::: Data listing
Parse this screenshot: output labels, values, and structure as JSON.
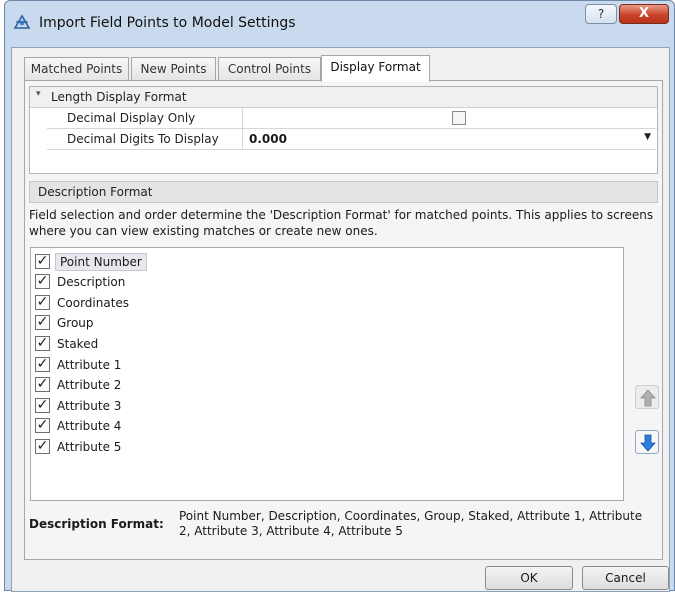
{
  "window": {
    "title": "Import Field Points to Model Settings",
    "help_glyph": "?",
    "close_glyph": "X"
  },
  "tabs": [
    {
      "label": "Matched Points",
      "active": false
    },
    {
      "label": "New Points",
      "active": false
    },
    {
      "label": "Control Points",
      "active": false
    },
    {
      "label": "Display Format",
      "active": true
    }
  ],
  "length_display_format": {
    "category_label": "Length Display Format",
    "collapse_glyph": "▾",
    "properties": [
      {
        "name": "Decimal Display Only",
        "type": "checkbox",
        "checked": false
      },
      {
        "name": "Decimal Digits To Display",
        "type": "dropdown",
        "value": "0.000"
      }
    ]
  },
  "description_format": {
    "header": "Description Format",
    "description": "Field selection and order determine the 'Description Format' for matched points. This applies to screens where you can view existing matches or create new ones.",
    "fields": [
      {
        "label": "Point Number",
        "checked": true,
        "selected": true
      },
      {
        "label": "Description",
        "checked": true,
        "selected": false
      },
      {
        "label": "Coordinates",
        "checked": true,
        "selected": false
      },
      {
        "label": "Group",
        "checked": true,
        "selected": false
      },
      {
        "label": "Staked",
        "checked": true,
        "selected": false
      },
      {
        "label": "Attribute 1",
        "checked": true,
        "selected": false
      },
      {
        "label": "Attribute 2",
        "checked": true,
        "selected": false
      },
      {
        "label": "Attribute 3",
        "checked": true,
        "selected": false
      },
      {
        "label": "Attribute 4",
        "checked": true,
        "selected": false
      },
      {
        "label": "Attribute 5",
        "checked": true,
        "selected": false
      }
    ],
    "summary_label": "Description Format:",
    "summary_value": "Point Number, Description, Coordinates, Group, Staked, Attribute 1, Attribute 2, Attribute 3, Attribute 4, Attribute 5",
    "move_up_enabled": false,
    "move_down_enabled": true
  },
  "buttons": {
    "ok": "OK",
    "cancel": "Cancel"
  },
  "colors": {
    "window_frame": "#c9d9ee",
    "close_button": "#c8442a",
    "arrow_down_blue": "#1e6fd0",
    "arrow_up_disabled": "#a8a8a8"
  }
}
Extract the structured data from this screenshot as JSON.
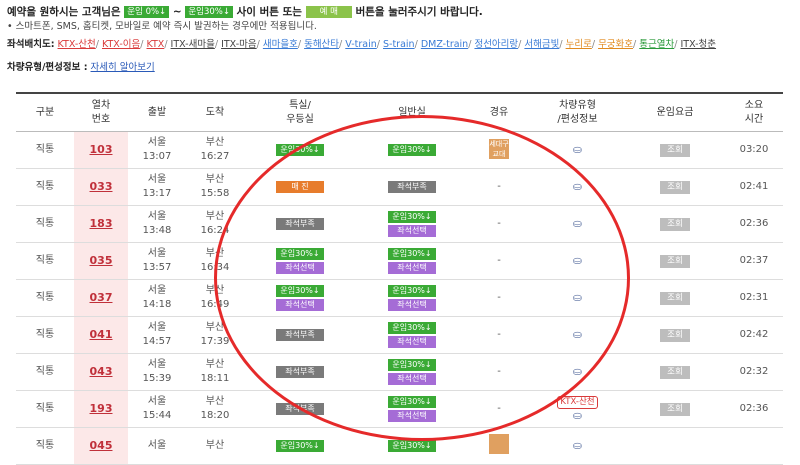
{
  "notice": {
    "line1_a": "예약을 원하시는 고객님은",
    "chip1": "운임 0%↓",
    "sep": "~",
    "chip2": "운임30%↓",
    "line1_b": "사이 버튼 또는",
    "chip3": "예 매",
    "line1_c": "버튼을 눌러주시기 바랍니다.",
    "line2": "• 스마트폰, SMS, 홈티켓, 모바일로 예약 즉시 발권하는 경우에만 적용됩니다."
  },
  "seat_layout": {
    "label": "좌석배치도:",
    "links": [
      {
        "text": "KTX-산천",
        "color": "red"
      },
      {
        "text": "KTX-이음",
        "color": "red"
      },
      {
        "text": "KTX",
        "color": "red"
      },
      {
        "text": "ITX-새마을",
        "color": "plain"
      },
      {
        "text": "ITX-마음",
        "color": "plain"
      },
      {
        "text": "새마을호",
        "color": "blue"
      },
      {
        "text": "동해산타",
        "color": "blue"
      },
      {
        "text": "V-train",
        "color": "blue"
      },
      {
        "text": "S-train",
        "color": "blue"
      },
      {
        "text": "DMZ-train",
        "color": "blue"
      },
      {
        "text": "정선아리랑",
        "color": "blue"
      },
      {
        "text": "서해금빛",
        "color": "blue"
      },
      {
        "text": "누리로",
        "color": "orange"
      },
      {
        "text": "무궁화호",
        "color": "orange"
      },
      {
        "text": "통근열차",
        "color": "green"
      },
      {
        "text": "ITX-청춘",
        "color": "plain"
      }
    ]
  },
  "car_info": {
    "label": "차량유형/편성정보 :",
    "link": "자세히 알아보기"
  },
  "table": {
    "headers": [
      "구분",
      "열차\n번호",
      "출발",
      "도착",
      "특실/\n우등실",
      "일반실",
      "경유",
      "차량유형\n/편성정보",
      "운임요금",
      "소요\n시간"
    ],
    "rows": [
      {
        "type": "직통",
        "no": "103",
        "dep": "서울",
        "dep_t": "13:07",
        "arr": "부산",
        "arr_t": "16:27",
        "special": [
          "운임30%↓"
        ],
        "general": [
          "운임30%↓"
        ],
        "via": "세대구\n교대",
        "car": "seat",
        "fare": "조회",
        "dur": "03:20"
      },
      {
        "type": "직통",
        "no": "033",
        "dep": "서울",
        "dep_t": "13:17",
        "arr": "부산",
        "arr_t": "15:58",
        "special": [
          "매 진"
        ],
        "general": [
          "좌석부족"
        ],
        "via": "-",
        "car": "seat",
        "fare": "조회",
        "dur": "02:41"
      },
      {
        "type": "직통",
        "no": "183",
        "dep": "서울",
        "dep_t": "13:48",
        "arr": "부산",
        "arr_t": "16:24",
        "special": [
          "좌석부족"
        ],
        "general": [
          "운임30%↓",
          "좌석선택"
        ],
        "via": "-",
        "car": "seat",
        "fare": "조회",
        "dur": "02:36"
      },
      {
        "type": "직통",
        "no": "035",
        "dep": "서울",
        "dep_t": "13:57",
        "arr": "부산",
        "arr_t": "16:34",
        "special": [
          "운임30%↓",
          "좌석선택"
        ],
        "general": [
          "운임30%↓",
          "좌석선택"
        ],
        "via": "-",
        "car": "seat",
        "fare": "조회",
        "dur": "02:37"
      },
      {
        "type": "직통",
        "no": "037",
        "dep": "서울",
        "dep_t": "14:18",
        "arr": "부산",
        "arr_t": "16:49",
        "special": [
          "운임30%↓",
          "좌석선택"
        ],
        "general": [
          "운임30%↓",
          "좌석선택"
        ],
        "via": "-",
        "car": "seat",
        "fare": "조회",
        "dur": "02:31"
      },
      {
        "type": "직통",
        "no": "041",
        "dep": "서울",
        "dep_t": "14:57",
        "arr": "부산",
        "arr_t": "17:39",
        "special": [
          "좌석부족"
        ],
        "general": [
          "운임30%↓",
          "좌석선택"
        ],
        "via": "-",
        "car": "seat",
        "fare": "조회",
        "dur": "02:42"
      },
      {
        "type": "직통",
        "no": "043",
        "dep": "서울",
        "dep_t": "15:39",
        "arr": "부산",
        "arr_t": "18:11",
        "special": [
          "좌석부족"
        ],
        "general": [
          "운임30%↓",
          "좌석선택"
        ],
        "via": "-",
        "car": "seat",
        "fare": "조회",
        "dur": "02:32"
      },
      {
        "type": "직통",
        "no": "193",
        "dep": "서울",
        "dep_t": "15:44",
        "arr": "부산",
        "arr_t": "18:20",
        "special": [
          "좌석부족"
        ],
        "general": [
          "운임30%↓",
          "좌석선택"
        ],
        "via": "-",
        "car": "ktx",
        "car_label": "KTX-산천",
        "fare": "조회",
        "dur": "02:36"
      },
      {
        "type": "직통",
        "no": "045",
        "dep": "서울",
        "dep_t": "",
        "arr": "부산",
        "arr_t": "",
        "special": [
          "운임30%↓"
        ],
        "general": [
          "운임30%↓"
        ],
        "via": "box",
        "car": "seat",
        "fare": "",
        "dur": ""
      }
    ]
  },
  "colors": {
    "accent_red": "#e52a2a",
    "green_badge": "#3aaa35",
    "purple_badge": "#a56cd6",
    "gray_badge": "#7a7a7a",
    "orange_badge": "#e77c2c"
  }
}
::::::
Set down all the entries exactly as they appear, but skip any pictures.

→ **Correct result**
Parse this screenshot: output labels, values, and structure as JSON.
{
  "window": {
    "title": "Import Field Points to Model Settings",
    "help_glyph": "?",
    "close_glyph": "X"
  },
  "tabs": [
    {
      "label": "Matched Points",
      "active": false
    },
    {
      "label": "New Points",
      "active": false
    },
    {
      "label": "Control Points",
      "active": false
    },
    {
      "label": "Display Format",
      "active": true
    }
  ],
  "length_display_format": {
    "category_label": "Length Display Format",
    "collapse_glyph": "▾",
    "properties": [
      {
        "name": "Decimal Display Only",
        "type": "checkbox",
        "checked": false
      },
      {
        "name": "Decimal Digits To Display",
        "type": "dropdown",
        "value": "0.000"
      }
    ]
  },
  "description_format": {
    "header": "Description Format",
    "description": "Field selection and order determine the 'Description Format' for matched points. This applies to screens where you can view existing matches or create new ones.",
    "fields": [
      {
        "label": "Point Number",
        "checked": true,
        "selected": true
      },
      {
        "label": "Description",
        "checked": true,
        "selected": false
      },
      {
        "label": "Coordinates",
        "checked": true,
        "selected": false
      },
      {
        "label": "Group",
        "checked": true,
        "selected": false
      },
      {
        "label": "Staked",
        "checked": true,
        "selected": false
      },
      {
        "label": "Attribute 1",
        "checked": true,
        "selected": false
      },
      {
        "label": "Attribute 2",
        "checked": true,
        "selected": false
      },
      {
        "label": "Attribute 3",
        "checked": true,
        "selected": false
      },
      {
        "label": "Attribute 4",
        "checked": true,
        "selected": false
      },
      {
        "label": "Attribute 5",
        "checked": true,
        "selected": false
      }
    ],
    "summary_label": "Description Format:",
    "summary_value": "Point Number, Description, Coordinates, Group, Staked, Attribute 1, Attribute 2, Attribute 3, Attribute 4, Attribute 5",
    "move_up_enabled": false,
    "move_down_enabled": true
  },
  "buttons": {
    "ok": "OK",
    "cancel": "Cancel"
  },
  "colors": {
    "window_frame": "#c9d9ee",
    "close_button": "#c8442a",
    "arrow_down_blue": "#1e6fd0",
    "arrow_up_disabled": "#a8a8a8"
  }
}
Extract the structured data from this screenshot as JSON.
{
  "notice": {
    "line1_a": "예약을 원하시는 고객님은",
    "chip1": "운임 0%↓",
    "sep": "~",
    "chip2": "운임30%↓",
    "line1_b": "사이 버튼 또는",
    "chip3": "예 매",
    "line1_c": "버튼을 눌러주시기 바랍니다.",
    "line2": "• 스마트폰, SMS, 홈티켓, 모바일로 예약 즉시 발권하는 경우에만 적용됩니다."
  },
  "seat_layout": {
    "label": "좌석배치도:",
    "links": [
      {
        "text": "KTX-산천",
        "color": "red"
      },
      {
        "text": "KTX-이음",
        "color": "red"
      },
      {
        "text": "KTX",
        "color": "red"
      },
      {
        "text": "ITX-새마을",
        "color": "plain"
      },
      {
        "text": "ITX-마음",
        "color": "plain"
      },
      {
        "text": "새마을호",
        "color": "blue"
      },
      {
        "text": "동해산타",
        "color": "blue"
      },
      {
        "text": "V-train",
        "color": "blue"
      },
      {
        "text": "S-train",
        "color": "blue"
      },
      {
        "text": "DMZ-train",
        "color": "blue"
      },
      {
        "text": "정선아리랑",
        "color": "blue"
      },
      {
        "text": "서해금빛",
        "color": "blue"
      },
      {
        "text": "누리로",
        "color": "orange"
      },
      {
        "text": "무궁화호",
        "color": "orange"
      },
      {
        "text": "통근열차",
        "color": "green"
      },
      {
        "text": "ITX-청춘",
        "color": "plain"
      }
    ]
  },
  "car_info": {
    "label": "차량유형/편성정보 :",
    "link": "자세히 알아보기"
  },
  "table": {
    "headers": [
      "구분",
      "열차\n번호",
      "출발",
      "도착",
      "특실/\n우등실",
      "일반실",
      "경유",
      "차량유형\n/편성정보",
      "운임요금",
      "소요\n시간"
    ],
    "rows": [
      {
        "type": "직통",
        "no": "103",
        "dep": "서울",
        "dep_t": "13:07",
        "arr": "부산",
        "arr_t": "16:27",
        "special": [
          "운임30%↓"
        ],
        "general": [
          "운임30%↓"
        ],
        "via": "세대구\n교대",
        "car": "seat",
        "fare": "조회",
        "dur": "03:20"
      },
      {
        "type": "직통",
        "no": "033",
        "dep": "서울",
        "dep_t": "13:17",
        "arr": "부산",
        "arr_t": "15:58",
        "special": [
          "매 진"
        ],
        "general": [
          "좌석부족"
        ],
        "via": "-",
        "car": "seat",
        "fare": "조회",
        "dur": "02:41"
      },
      {
        "type": "직통",
        "no": "183",
        "dep": "서울",
        "dep_t": "13:48",
        "arr": "부산",
        "arr_t": "16:24",
        "special": [
          "좌석부족"
        ],
        "general": [
          "운임30%↓",
          "좌석선택"
        ],
        "via": "-",
        "car": "seat",
        "fare": "조회",
        "dur": "02:36"
      },
      {
        "type": "직통",
        "no": "035",
        "dep": "서울",
        "dep_t": "13:57",
        "arr": "부산",
        "arr_t": "16:34",
        "special": [
          "운임30%↓",
          "좌석선택"
        ],
        "general": [
          "운임30%↓",
          "좌석선택"
        ],
        "via": "-",
        "car": "seat",
        "fare": "조회",
        "dur": "02:37"
      },
      {
        "type": "직통",
        "no": "037",
        "dep": "서울",
        "dep_t": "14:18",
        "arr": "부산",
        "arr_t": "16:49",
        "special": [
          "운임30%↓",
          "좌석선택"
        ],
        "general": [
          "운임30%↓",
          "좌석선택"
        ],
        "via": "-",
        "car": "seat",
        "fare": "조회",
        "dur": "02:31"
      },
      {
        "type": "직통",
        "no": "041",
        "dep": "서울",
        "dep_t": "14:57",
        "arr": "부산",
        "arr_t": "17:39",
        "special": [
          "좌석부족"
        ],
        "general": [
          "운임30%↓",
          "좌석선택"
        ],
        "via": "-",
        "car": "seat",
        "fare": "조회",
        "dur": "02:42"
      },
      {
        "type": "직통",
        "no": "043",
        "dep": "서울",
        "dep_t": "15:39",
        "arr": "부산",
        "arr_t": "18:11",
        "special": [
          "좌석부족"
        ],
        "general": [
          "운임30%↓",
          "좌석선택"
        ],
        "via": "-",
        "car": "seat",
        "fare": "조회",
        "dur": "02:32"
      },
      {
        "type": "직통",
        "no": "193",
        "dep": "서울",
        "dep_t": "15:44",
        "arr": "부산",
        "arr_t": "18:20",
        "special": [
          "좌석부족"
        ],
        "general": [
          "운임30%↓",
          "좌석선택"
        ],
        "via": "-",
        "car": "ktx",
        "car_label": "KTX-산천",
        "fare": "조회",
        "dur": "02:36"
      },
      {
        "type": "직통",
        "no": "045",
        "dep": "서울",
        "dep_t": "",
        "arr": "부산",
        "arr_t": "",
        "special": [
          "운임30%↓"
        ],
        "general": [
          "운임30%↓"
        ],
        "via": "box",
        "car": "seat",
        "fare": "",
        "dur": ""
      }
    ]
  },
  "colors": {
    "accent_red": "#e52a2a",
    "green_badge": "#3aaa35",
    "purple_badge": "#a56cd6",
    "gray_badge": "#7a7a7a",
    "orange_badge": "#e77c2c"
  }
}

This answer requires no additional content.